- **AIM**:
Work through the records below and tally every line containing "tián". Reply with the total alone.

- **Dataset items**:
◇ ◇ ◇ ◇

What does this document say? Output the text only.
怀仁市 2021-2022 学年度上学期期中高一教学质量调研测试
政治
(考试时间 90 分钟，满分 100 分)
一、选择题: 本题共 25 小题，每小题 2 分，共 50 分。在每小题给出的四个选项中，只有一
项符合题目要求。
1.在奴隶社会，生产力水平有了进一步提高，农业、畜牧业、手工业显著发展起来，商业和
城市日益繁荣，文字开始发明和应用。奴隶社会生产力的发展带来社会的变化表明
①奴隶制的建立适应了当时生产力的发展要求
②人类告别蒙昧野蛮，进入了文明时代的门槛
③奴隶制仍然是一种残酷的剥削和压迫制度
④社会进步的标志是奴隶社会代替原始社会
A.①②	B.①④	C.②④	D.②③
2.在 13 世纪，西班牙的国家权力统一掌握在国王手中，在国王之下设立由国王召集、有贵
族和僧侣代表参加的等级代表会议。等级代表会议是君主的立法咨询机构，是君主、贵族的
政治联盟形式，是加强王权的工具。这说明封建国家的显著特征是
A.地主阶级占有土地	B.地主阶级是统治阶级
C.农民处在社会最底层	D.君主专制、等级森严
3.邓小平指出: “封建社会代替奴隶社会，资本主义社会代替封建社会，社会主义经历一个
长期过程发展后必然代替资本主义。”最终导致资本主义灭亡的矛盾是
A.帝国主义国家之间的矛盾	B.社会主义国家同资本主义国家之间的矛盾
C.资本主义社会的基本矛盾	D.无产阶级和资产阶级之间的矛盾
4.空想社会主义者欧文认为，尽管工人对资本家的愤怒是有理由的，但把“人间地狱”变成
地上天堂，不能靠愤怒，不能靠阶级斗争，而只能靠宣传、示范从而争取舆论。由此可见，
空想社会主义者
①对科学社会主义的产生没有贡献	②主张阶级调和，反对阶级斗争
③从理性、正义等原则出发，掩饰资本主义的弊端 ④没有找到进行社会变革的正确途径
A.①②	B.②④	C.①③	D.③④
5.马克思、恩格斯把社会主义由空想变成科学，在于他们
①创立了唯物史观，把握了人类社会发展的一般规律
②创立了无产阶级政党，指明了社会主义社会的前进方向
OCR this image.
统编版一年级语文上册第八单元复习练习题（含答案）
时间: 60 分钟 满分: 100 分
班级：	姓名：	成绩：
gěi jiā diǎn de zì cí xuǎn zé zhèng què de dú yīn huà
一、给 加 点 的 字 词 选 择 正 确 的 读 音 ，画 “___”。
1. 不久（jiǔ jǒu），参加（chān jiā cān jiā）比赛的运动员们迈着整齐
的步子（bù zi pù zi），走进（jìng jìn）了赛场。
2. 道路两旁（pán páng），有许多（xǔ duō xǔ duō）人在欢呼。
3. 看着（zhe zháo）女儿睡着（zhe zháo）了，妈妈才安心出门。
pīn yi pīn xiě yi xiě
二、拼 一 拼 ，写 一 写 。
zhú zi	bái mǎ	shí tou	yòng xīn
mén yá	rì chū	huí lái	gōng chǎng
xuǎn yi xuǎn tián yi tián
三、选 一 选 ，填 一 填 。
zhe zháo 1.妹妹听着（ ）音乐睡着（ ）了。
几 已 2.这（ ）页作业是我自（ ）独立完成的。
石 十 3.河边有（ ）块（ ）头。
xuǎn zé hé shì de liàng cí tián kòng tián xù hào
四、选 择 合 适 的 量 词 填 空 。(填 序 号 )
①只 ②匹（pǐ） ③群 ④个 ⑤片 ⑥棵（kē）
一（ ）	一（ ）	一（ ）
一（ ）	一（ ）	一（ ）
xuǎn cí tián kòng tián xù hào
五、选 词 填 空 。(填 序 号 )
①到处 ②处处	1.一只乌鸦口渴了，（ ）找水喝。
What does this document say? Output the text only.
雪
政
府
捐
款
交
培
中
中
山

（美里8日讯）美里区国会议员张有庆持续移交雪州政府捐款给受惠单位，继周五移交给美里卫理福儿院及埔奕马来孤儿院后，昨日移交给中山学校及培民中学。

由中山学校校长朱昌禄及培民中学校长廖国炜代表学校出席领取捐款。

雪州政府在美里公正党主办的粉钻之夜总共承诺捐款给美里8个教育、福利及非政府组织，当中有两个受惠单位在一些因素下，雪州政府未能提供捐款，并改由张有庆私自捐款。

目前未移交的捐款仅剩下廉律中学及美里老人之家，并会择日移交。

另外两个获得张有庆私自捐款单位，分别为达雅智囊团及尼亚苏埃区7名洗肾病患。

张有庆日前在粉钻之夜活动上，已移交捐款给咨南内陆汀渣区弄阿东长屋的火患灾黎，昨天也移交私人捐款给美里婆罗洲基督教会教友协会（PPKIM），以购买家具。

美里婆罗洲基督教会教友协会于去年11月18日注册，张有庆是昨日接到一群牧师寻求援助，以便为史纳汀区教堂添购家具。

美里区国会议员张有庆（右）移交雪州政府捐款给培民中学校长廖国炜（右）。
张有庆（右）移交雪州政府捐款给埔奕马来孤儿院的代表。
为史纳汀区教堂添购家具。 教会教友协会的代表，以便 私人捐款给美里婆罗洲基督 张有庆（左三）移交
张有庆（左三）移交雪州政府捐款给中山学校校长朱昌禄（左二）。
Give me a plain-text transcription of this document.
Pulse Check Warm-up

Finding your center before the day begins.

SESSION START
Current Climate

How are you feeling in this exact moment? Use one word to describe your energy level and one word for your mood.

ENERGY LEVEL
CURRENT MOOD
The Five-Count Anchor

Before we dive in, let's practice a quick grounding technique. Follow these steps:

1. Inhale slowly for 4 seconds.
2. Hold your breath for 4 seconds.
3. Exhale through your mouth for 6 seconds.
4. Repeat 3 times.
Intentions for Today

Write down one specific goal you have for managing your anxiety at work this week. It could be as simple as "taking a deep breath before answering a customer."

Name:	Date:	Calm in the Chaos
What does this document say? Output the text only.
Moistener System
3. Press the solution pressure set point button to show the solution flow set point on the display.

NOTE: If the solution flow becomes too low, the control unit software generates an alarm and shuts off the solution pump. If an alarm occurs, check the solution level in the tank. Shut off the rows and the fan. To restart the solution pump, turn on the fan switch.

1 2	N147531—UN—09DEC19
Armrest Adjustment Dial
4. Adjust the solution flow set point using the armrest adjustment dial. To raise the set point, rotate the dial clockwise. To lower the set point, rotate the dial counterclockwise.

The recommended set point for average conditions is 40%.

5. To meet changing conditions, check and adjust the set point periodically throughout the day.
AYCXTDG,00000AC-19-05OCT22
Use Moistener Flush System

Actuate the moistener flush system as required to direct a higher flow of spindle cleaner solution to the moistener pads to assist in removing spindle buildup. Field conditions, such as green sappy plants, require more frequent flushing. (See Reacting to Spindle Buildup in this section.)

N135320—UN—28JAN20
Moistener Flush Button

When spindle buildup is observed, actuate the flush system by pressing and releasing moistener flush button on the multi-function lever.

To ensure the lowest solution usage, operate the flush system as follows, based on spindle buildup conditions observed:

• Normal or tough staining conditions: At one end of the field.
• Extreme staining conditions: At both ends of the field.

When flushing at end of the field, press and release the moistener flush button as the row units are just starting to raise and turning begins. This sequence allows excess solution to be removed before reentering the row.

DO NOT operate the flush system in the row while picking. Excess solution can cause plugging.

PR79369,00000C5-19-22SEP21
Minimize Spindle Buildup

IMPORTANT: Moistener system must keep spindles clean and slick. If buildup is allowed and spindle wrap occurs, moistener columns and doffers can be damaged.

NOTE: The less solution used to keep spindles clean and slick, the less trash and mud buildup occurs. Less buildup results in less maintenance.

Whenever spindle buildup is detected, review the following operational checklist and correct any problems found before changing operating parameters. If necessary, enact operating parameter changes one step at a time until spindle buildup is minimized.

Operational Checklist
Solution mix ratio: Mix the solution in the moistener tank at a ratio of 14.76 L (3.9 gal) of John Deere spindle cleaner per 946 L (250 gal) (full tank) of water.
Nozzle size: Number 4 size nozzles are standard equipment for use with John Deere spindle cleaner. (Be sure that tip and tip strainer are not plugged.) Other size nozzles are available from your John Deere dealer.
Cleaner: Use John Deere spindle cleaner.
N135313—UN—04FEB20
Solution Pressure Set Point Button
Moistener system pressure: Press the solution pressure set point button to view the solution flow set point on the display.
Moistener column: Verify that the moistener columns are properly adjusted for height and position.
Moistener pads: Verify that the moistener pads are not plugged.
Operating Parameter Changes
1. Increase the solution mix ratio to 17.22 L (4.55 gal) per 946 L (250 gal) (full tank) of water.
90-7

◇ ◇ ◇ ◇

- **SOLUTION TO THIS PROBLEM**:
3